_Provided passage_:
☆ ☆ ☆

Why so slow? Waited 15 min for Rhino to join 1M quad meshes

@stevebaer,

I selected Mesh tools, clicked on the icon for single mesh face and created a quad mesh face. Then I copied this, rotated it so it intersected the original and joined them into a single mesh. Then I did an array copy of 1000 x 1000 of these meshes and joined them. After waiting 15 minutes, that’s 900 sec or 900,000,000 us (you get the idea) they were finally joined.

Why is this so slow? It should take only a few seconds. Any thoughts?

My C++ code for meshes with 100M faces (50X the size of the 2M faces mesh mentioned above) only takes seconds to do the most complicated of things, like check for self-intersecting faces (15 sec) or non-manifold edges (6 sec) or identical vertices (0.75 sec) or identical faces (1.7 sec) or corrupt faces (1.6 sec) or compute face-area weighted vertex normals (0.75 sec)). So I was astonished to see 15 minutes go by while Rhino joined the 1M face pairs to make a tiny mesh of 2M faces.

Regards,
Terry.

My guess is your code uses existing data on relationships of the vertices and faces are related in a single or very small number of meshes. Join would consider one million individual, separate faces as one million distinct objects without any pre-existing knowledge of how the objects are related.

☆ ☆ ☆

_Dataset entries_:
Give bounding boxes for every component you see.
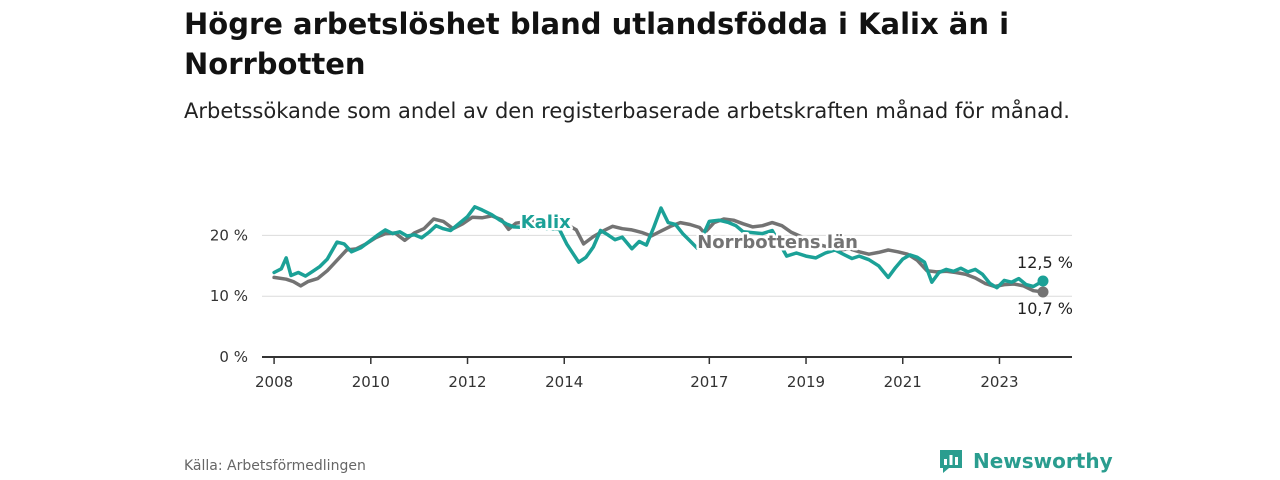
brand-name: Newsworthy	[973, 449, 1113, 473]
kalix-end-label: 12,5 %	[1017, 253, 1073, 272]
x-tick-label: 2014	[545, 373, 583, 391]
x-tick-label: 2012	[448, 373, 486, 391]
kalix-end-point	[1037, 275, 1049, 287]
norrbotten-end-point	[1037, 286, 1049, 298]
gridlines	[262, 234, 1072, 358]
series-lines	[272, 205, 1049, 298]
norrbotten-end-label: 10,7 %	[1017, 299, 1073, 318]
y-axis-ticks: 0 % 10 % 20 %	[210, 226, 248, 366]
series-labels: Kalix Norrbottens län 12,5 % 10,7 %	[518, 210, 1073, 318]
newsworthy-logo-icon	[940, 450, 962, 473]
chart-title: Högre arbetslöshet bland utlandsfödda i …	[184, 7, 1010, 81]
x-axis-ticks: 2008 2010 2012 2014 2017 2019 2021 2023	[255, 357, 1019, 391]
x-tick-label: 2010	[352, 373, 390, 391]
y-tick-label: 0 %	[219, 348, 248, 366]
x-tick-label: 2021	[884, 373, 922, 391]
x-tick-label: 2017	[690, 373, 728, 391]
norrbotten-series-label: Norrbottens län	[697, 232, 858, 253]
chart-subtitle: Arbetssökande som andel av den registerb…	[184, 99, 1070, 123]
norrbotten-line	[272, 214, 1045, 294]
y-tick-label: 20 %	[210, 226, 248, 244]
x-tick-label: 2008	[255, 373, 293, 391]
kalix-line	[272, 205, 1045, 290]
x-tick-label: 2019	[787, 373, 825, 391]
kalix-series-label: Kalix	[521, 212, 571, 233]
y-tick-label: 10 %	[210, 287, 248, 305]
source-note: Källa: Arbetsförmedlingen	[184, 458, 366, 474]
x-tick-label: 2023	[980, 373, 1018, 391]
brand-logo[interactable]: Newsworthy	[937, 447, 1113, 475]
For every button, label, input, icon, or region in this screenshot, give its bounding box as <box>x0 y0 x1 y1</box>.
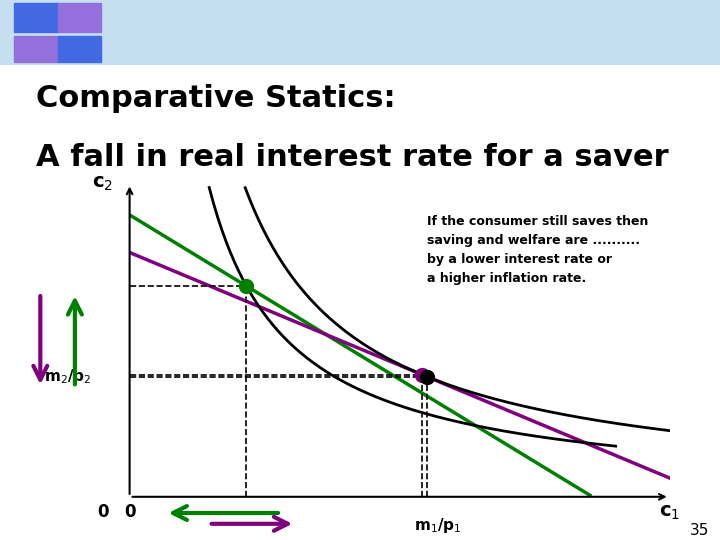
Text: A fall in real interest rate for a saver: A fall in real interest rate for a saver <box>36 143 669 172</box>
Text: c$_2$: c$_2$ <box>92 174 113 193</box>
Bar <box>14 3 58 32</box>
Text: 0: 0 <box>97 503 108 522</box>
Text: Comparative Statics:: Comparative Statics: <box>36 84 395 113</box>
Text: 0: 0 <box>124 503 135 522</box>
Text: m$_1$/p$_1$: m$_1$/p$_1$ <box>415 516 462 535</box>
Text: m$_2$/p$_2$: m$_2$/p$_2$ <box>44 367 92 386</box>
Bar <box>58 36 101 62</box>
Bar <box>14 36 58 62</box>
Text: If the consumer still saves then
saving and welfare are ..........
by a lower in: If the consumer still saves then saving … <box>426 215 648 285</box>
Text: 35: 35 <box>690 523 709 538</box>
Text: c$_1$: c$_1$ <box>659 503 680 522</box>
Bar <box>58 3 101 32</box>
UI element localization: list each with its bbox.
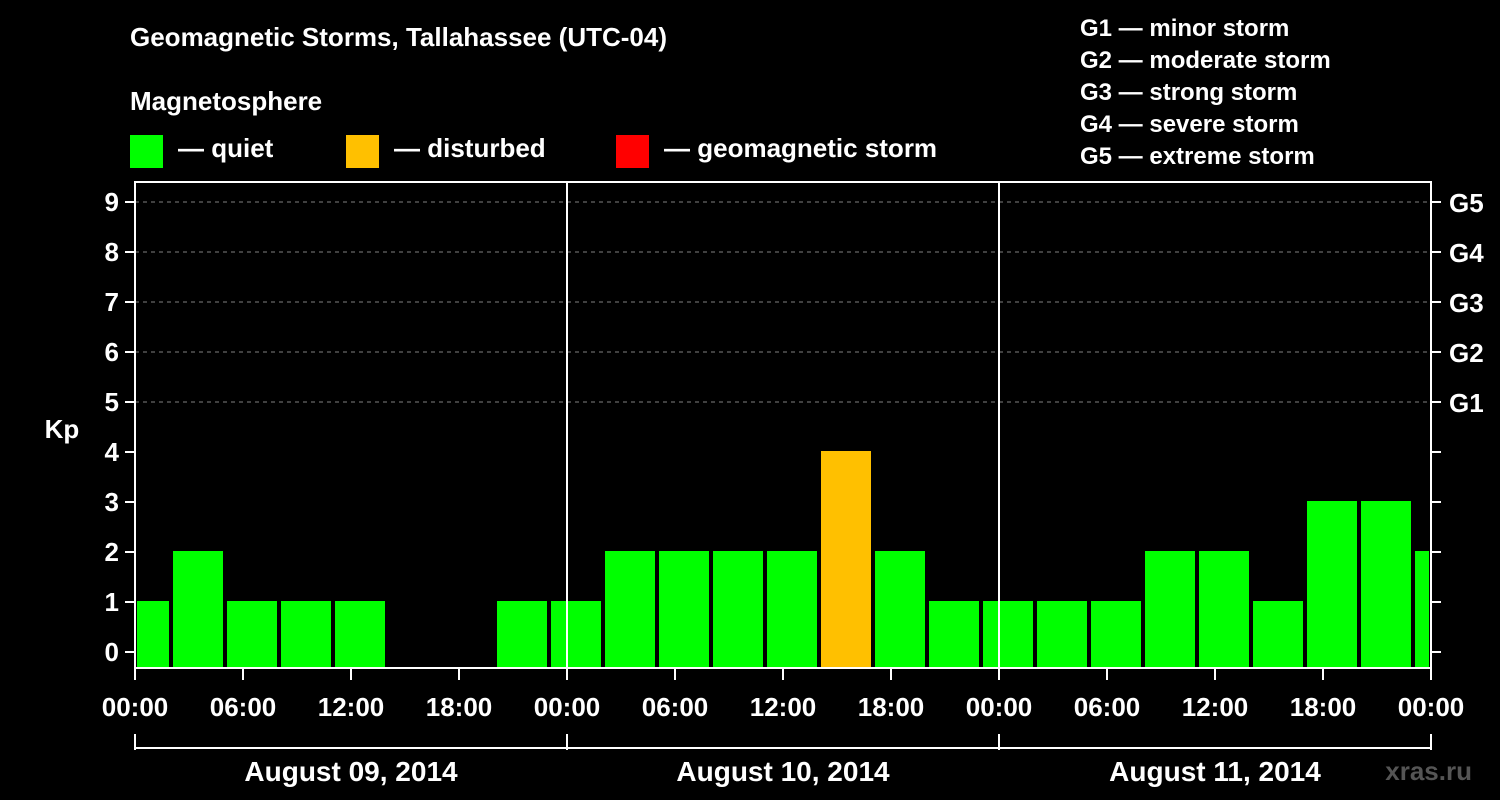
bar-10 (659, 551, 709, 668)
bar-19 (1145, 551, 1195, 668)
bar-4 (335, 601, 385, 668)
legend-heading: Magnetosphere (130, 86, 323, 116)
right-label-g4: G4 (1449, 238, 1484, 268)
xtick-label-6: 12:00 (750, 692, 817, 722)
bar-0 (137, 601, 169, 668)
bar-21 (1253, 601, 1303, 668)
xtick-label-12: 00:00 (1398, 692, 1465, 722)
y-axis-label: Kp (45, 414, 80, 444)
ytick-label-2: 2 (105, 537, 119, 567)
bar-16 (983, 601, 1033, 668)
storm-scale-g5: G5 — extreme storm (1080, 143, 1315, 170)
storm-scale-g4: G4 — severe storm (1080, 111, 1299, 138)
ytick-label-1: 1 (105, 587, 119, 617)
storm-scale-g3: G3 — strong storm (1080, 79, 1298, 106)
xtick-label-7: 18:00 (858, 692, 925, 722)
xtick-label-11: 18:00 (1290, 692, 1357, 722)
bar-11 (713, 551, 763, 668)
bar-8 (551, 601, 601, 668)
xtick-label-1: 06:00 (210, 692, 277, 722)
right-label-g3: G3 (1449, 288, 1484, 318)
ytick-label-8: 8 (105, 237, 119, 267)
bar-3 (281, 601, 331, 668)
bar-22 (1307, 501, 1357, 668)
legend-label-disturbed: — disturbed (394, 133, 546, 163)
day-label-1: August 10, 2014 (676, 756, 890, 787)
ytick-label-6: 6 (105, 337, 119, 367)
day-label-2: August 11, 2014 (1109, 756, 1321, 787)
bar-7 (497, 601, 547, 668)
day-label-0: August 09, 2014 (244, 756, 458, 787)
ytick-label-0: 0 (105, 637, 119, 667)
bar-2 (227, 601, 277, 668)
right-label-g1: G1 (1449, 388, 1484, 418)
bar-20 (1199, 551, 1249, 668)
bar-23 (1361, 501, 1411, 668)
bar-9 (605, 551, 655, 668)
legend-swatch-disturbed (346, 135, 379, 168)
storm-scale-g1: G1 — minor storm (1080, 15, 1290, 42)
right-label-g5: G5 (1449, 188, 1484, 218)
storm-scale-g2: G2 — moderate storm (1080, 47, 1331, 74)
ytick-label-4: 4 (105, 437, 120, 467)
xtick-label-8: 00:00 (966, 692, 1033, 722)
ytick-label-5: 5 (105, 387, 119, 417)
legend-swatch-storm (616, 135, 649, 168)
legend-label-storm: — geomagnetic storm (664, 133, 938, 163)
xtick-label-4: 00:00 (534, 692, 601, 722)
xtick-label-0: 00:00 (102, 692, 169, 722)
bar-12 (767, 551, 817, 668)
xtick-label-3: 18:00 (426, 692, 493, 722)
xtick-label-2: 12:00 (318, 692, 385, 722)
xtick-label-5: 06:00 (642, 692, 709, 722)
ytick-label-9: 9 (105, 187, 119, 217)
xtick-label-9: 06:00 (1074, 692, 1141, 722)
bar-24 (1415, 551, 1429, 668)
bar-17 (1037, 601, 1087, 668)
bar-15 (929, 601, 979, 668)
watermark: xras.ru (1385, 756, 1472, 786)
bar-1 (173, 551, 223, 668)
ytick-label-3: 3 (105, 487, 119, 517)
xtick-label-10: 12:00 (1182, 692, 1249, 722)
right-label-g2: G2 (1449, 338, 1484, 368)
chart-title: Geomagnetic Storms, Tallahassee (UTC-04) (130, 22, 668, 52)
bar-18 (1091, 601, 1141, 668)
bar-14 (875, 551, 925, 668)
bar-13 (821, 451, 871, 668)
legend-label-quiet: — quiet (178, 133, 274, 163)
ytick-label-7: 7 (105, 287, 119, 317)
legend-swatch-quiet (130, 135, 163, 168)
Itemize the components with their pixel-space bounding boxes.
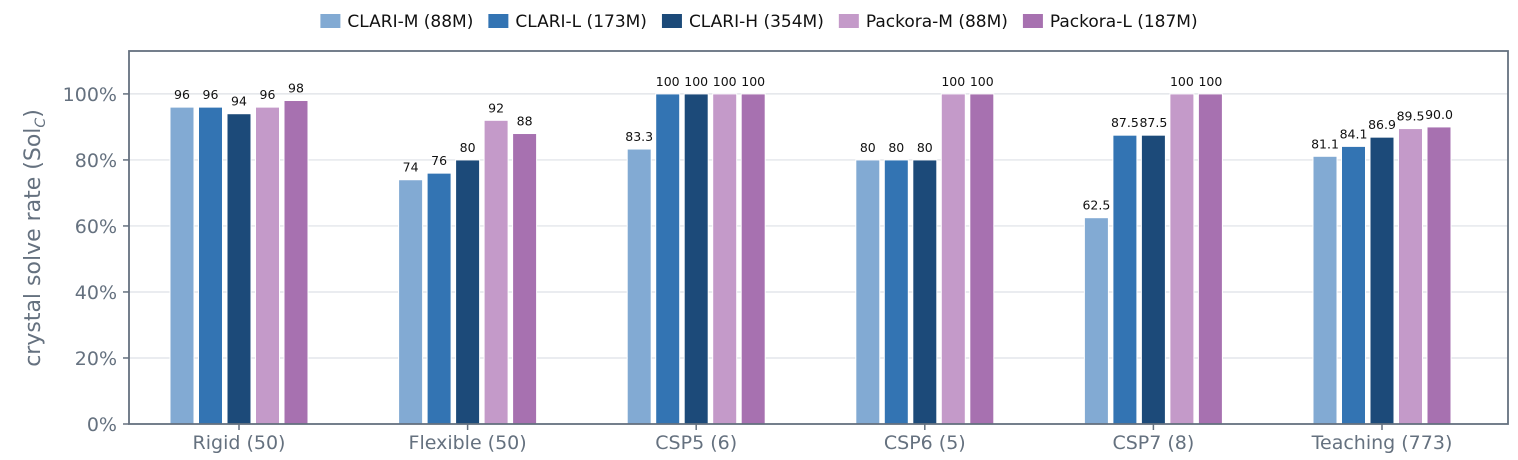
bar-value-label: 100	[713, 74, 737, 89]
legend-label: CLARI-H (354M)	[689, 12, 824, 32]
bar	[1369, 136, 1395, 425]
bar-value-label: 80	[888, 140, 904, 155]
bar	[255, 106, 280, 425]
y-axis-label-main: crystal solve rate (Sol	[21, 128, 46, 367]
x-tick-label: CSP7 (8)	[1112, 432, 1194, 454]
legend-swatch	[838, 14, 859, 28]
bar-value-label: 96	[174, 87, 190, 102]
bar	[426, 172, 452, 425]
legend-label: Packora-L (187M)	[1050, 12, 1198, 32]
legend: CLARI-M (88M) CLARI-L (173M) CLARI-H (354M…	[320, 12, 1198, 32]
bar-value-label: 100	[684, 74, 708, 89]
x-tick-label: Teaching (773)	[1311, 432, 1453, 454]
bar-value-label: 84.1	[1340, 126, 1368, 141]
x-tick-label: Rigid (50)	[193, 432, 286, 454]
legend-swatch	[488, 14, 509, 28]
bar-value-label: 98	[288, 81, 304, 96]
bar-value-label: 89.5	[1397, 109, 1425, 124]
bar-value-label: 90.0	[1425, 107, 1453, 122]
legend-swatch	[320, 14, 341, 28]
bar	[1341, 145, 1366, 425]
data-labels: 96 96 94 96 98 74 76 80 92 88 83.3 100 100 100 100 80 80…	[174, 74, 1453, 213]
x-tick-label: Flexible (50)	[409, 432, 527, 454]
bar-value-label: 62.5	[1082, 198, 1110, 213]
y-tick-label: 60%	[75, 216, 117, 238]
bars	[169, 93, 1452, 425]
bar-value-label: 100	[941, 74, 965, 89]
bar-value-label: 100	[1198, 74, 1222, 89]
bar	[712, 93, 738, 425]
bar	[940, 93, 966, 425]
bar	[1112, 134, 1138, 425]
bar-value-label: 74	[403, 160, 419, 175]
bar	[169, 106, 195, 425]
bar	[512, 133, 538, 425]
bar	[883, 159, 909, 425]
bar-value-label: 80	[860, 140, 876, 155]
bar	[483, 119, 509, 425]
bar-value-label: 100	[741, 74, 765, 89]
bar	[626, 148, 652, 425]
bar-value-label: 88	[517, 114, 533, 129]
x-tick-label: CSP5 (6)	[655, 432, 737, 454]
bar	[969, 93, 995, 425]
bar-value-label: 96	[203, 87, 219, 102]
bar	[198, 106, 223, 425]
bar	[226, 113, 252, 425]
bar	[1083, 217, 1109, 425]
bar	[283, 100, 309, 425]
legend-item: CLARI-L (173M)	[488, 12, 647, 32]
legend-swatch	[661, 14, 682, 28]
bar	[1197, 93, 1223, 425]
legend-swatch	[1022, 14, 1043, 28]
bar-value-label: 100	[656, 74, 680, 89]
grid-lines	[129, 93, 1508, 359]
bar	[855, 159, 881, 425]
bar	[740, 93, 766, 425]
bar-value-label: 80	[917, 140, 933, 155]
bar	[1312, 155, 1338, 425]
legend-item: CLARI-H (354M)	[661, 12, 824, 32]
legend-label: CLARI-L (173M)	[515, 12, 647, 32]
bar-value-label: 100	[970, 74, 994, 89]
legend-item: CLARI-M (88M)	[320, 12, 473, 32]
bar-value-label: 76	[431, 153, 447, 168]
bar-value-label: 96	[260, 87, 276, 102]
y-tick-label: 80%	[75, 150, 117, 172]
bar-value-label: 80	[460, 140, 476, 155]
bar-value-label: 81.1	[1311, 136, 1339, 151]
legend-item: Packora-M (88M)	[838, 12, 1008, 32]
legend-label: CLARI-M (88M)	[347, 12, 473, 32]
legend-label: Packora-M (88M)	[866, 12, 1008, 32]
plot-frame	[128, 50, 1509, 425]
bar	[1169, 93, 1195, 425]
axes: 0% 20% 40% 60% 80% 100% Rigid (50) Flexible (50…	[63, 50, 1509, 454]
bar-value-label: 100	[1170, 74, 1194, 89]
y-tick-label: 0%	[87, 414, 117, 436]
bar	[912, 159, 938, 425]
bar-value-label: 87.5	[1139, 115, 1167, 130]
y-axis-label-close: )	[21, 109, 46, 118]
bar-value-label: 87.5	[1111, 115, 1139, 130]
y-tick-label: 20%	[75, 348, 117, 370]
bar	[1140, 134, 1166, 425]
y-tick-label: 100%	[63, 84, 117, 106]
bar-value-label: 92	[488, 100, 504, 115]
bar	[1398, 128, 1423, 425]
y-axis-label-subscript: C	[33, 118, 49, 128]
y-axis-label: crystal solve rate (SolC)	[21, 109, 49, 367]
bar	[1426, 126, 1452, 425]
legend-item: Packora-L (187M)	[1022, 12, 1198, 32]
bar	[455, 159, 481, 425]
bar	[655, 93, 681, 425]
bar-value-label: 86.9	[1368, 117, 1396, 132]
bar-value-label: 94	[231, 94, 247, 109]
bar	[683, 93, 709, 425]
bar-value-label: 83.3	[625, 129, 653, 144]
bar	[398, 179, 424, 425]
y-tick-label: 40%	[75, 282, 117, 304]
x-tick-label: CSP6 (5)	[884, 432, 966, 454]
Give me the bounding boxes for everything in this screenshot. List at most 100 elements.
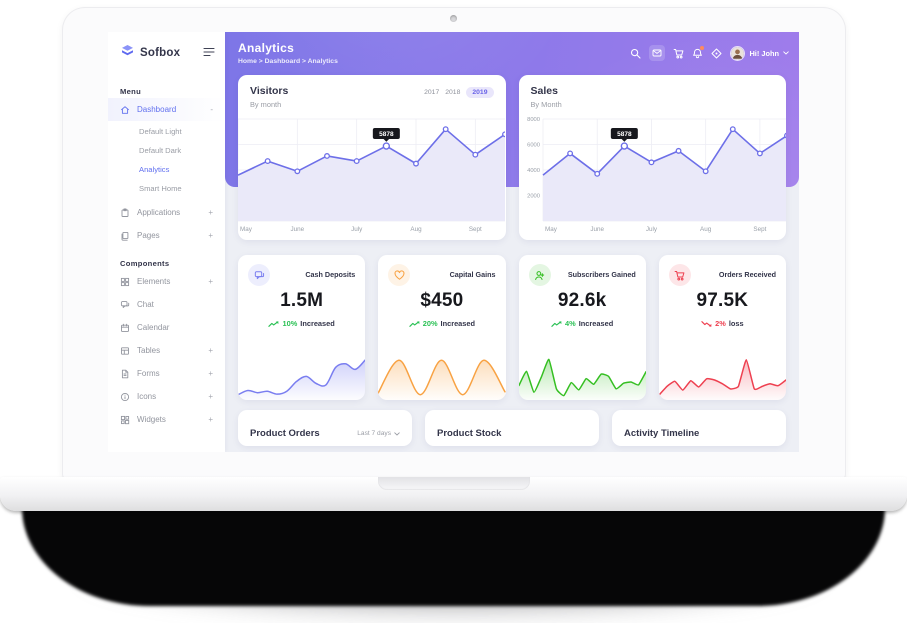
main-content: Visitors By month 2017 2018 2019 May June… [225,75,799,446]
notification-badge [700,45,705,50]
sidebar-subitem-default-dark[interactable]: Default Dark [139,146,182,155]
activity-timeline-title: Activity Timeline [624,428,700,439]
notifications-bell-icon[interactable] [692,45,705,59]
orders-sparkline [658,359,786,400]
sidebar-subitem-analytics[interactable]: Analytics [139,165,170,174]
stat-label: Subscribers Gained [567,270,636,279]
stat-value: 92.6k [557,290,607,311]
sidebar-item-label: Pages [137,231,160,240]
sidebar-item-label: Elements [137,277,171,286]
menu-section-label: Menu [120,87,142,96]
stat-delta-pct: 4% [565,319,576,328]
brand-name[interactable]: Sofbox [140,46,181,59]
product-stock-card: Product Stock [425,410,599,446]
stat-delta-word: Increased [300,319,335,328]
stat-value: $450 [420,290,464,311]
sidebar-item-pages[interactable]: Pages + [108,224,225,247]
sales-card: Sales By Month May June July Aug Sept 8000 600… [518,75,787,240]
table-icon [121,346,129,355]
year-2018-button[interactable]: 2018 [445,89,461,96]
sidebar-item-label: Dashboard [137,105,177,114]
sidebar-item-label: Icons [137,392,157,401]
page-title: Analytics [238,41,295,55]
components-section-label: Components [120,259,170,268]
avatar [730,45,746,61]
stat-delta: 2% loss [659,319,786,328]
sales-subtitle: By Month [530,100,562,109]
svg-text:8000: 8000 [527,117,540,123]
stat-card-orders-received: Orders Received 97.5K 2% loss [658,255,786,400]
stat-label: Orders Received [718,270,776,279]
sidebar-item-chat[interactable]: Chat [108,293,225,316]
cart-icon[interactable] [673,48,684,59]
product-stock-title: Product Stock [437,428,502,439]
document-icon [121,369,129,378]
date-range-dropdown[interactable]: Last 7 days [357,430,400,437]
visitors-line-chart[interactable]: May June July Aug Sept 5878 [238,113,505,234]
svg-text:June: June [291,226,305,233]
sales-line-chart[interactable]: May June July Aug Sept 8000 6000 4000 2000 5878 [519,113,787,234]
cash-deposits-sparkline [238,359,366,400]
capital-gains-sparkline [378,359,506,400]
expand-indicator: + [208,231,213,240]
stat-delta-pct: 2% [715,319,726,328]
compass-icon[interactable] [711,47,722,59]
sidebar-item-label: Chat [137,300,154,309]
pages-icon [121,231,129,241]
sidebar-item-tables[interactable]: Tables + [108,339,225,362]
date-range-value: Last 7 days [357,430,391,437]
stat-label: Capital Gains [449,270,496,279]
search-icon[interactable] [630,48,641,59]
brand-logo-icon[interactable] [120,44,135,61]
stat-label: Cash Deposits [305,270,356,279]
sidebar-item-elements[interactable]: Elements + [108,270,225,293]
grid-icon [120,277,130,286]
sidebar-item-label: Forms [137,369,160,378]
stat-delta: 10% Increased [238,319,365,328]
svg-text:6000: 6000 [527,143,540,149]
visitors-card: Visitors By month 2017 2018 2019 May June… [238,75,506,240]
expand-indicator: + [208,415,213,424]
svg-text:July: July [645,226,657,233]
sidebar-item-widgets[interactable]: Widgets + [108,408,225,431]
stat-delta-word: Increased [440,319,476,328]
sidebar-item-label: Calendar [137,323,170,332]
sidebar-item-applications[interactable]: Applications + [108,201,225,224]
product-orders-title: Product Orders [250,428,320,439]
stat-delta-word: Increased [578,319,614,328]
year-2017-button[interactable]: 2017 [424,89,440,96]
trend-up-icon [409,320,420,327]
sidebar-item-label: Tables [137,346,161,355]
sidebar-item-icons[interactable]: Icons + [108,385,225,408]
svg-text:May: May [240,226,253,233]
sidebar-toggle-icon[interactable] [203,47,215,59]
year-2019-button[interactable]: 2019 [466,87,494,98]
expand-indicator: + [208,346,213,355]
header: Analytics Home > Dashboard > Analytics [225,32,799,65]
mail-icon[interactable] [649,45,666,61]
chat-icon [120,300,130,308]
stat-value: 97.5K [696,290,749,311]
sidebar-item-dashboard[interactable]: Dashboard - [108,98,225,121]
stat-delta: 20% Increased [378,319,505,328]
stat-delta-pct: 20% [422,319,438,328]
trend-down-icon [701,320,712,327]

☆ ☆ ☆

_Your goal_: Reproduce, word for word, the portion of the Rhino mesh-joining thread above from "Why so slow?" to "seconds. Any thoughts?".

_Answer to this problem_:
Why so slow? Waited 15 min for Rhino to join 1M quad meshes

@stevebaer,

I selected Mesh tools, clicked on the icon for single mesh face and created a quad mesh face. Then I copied this, rotated it so it intersected the original and joined them into a single mesh. Then I did an array copy of 1000 x 1000 of these meshes and joined them. After waiting 15 minutes, that’s 900 sec or 900,000,000 us (you get the idea) they were finally joined.

Why is this so slow? It should take only a few seconds. Any thoughts?